Task to carry out -
Can you print every record below exactly as written?

═══ Records to use ═══

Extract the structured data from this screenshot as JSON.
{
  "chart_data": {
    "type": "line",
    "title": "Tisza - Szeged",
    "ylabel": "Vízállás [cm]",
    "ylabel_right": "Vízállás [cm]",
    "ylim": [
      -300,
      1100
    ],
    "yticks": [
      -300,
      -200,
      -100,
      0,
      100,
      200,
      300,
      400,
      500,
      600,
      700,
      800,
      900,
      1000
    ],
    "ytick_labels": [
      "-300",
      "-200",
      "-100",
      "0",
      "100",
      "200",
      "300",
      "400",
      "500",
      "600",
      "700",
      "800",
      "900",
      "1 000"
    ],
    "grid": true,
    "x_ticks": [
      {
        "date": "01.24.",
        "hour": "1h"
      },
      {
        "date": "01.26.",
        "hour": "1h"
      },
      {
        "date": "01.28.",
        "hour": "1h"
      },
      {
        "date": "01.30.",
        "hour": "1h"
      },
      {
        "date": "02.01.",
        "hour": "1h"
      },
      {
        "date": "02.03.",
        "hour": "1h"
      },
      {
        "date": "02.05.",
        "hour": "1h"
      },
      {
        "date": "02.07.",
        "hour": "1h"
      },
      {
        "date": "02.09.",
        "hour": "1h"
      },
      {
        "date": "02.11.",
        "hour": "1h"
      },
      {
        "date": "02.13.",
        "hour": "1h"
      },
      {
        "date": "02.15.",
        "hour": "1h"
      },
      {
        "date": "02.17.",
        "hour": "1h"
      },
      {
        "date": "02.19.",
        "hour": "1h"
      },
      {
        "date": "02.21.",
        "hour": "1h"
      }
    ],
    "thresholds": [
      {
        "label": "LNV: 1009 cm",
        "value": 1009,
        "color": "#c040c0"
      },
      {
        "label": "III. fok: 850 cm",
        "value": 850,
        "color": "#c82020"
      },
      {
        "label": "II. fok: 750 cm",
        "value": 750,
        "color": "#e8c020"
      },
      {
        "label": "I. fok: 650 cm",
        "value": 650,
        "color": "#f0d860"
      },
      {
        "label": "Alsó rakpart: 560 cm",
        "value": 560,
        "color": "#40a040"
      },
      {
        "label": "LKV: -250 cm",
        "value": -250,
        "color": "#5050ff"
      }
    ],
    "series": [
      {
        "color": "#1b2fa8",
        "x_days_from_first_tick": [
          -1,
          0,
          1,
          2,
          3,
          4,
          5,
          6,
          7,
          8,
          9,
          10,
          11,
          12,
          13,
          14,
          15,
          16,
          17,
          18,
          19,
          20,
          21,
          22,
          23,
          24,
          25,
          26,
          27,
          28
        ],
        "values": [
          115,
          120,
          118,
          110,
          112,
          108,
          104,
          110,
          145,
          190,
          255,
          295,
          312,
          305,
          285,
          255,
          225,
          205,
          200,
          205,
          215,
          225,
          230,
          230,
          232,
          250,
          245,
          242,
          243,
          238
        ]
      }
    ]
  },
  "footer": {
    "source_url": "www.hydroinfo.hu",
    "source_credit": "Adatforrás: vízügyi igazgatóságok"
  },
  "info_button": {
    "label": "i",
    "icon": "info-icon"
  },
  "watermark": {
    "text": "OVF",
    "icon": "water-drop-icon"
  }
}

═══

Output for this task -
Extract the structured data from this screenshot as JSON.
{
  "chart_data": {
    "type": "line",
    "title": "Tisza - Szeged",
    "ylabel": "Vízállás [cm]",
    "ylabel_right": "Vízállás [cm]",
    "ylim": [
      -300,
      1100
    ],
    "yticks": [
      -300,
      -200,
      -100,
      0,
      100,
      200,
      300,
      400,
      500,
      600,
      700,
      800,
      900,
      1000
    ],
    "ytick_labels": [
      "-300",
      "-200",
      "-100",
      "0",
      "100",
      "200",
      "300",
      "400",
      "500",
      "600",
      "700",
      "800",
      "900",
      "1 000"
    ],
    "grid": true,
    "x_ticks": [
      {
        "date": "01.24.",
        "hour": "1h"
      },
      {
        "date": "01.26.",
        "hour": "1h"
      },
      {
        "date": "01.28.",
        "hour": "1h"
      },
      {
        "date": "01.30.",
        "hour": "1h"
      },
      {
        "date": "02.01.",
        "hour": "1h"
      },
      {
        "date": "02.03.",
        "hour": "1h"
      },
      {
        "date": "02.05.",
        "hour": "1h"
      },
      {
        "date": "02.07.",
        "hour": "1h"
      },
      {
        "date": "02.09.",
        "hour": "1h"
      },
      {
        "date": "02.11.",
        "hour": "1h"
      },
      {
        "date": "02.13.",
        "hour": "1h"
      },
      {
        "date": "02.15.",
        "hour": "1h"
      },
      {
        "date": "02.17.",
        "hour": "1h"
      },
      {
        "date": "02.19.",
        "hour": "1h"
      },
      {
        "date": "02.21.",
        "hour": "1h"
      }
    ],
    "thresholds": [
      {
        "label": "LNV: 1009 cm",
        "value": 1009,
        "color": "#c040c0"
      },
      {
        "label": "III. fok: 850 cm",
        "value": 850,
        "color": "#c82020"
      },
      {
        "label": "II. fok: 750 cm",
        "value": 750,
        "color": "#e8c020"
      },
      {
        "label": "I. fok: 650 cm",
        "value": 650,
        "color": "#f0d860"
      },
      {
        "label": "Alsó rakpart: 560 cm",
        "value": 560,
        "color": "#40a040"
      },
      {
        "label": "LKV: -250 cm",
        "value": -250,
        "color": "#5050ff"
      }
    ],
    "series": [
      {
        "color": "#1b2fa8",
        "x_days_from_first_tick": [
          -1,
          0,
          1,
          2,
          3,
          4,
          5,
          6,
          7,
          8,
          9,
          10,
          11,
          12,
          13,
          14,
          15,
          16,
          17,
          18,
          19,
          20,
          21,
          22,
          23,
          24,
          25,
          26,
          27,
          28
        ],
        "values": [
          115,
          120,
          118,
          110,
          112,
          108,
          104,
          110,
          145,
          190,
          255,
          295,
          312,
          305,
          285,
          255,
          225,
          205,
          200,
          205,
          215,
          225,
          230,
          230,
          232,
          250,
          245,
          242,
          243,
          238
        ]
      }
    ]
  },
  "footer": {
    "source_url": "www.hydroinfo.hu",
    "source_credit": "Adatforrás: vízügyi igazgatóságok"
  },
  "info_button": {
    "label": "i",
    "icon": "info-icon"
  },
  "watermark": {
    "text": "OVF",
    "icon": "water-drop-icon"
  }
}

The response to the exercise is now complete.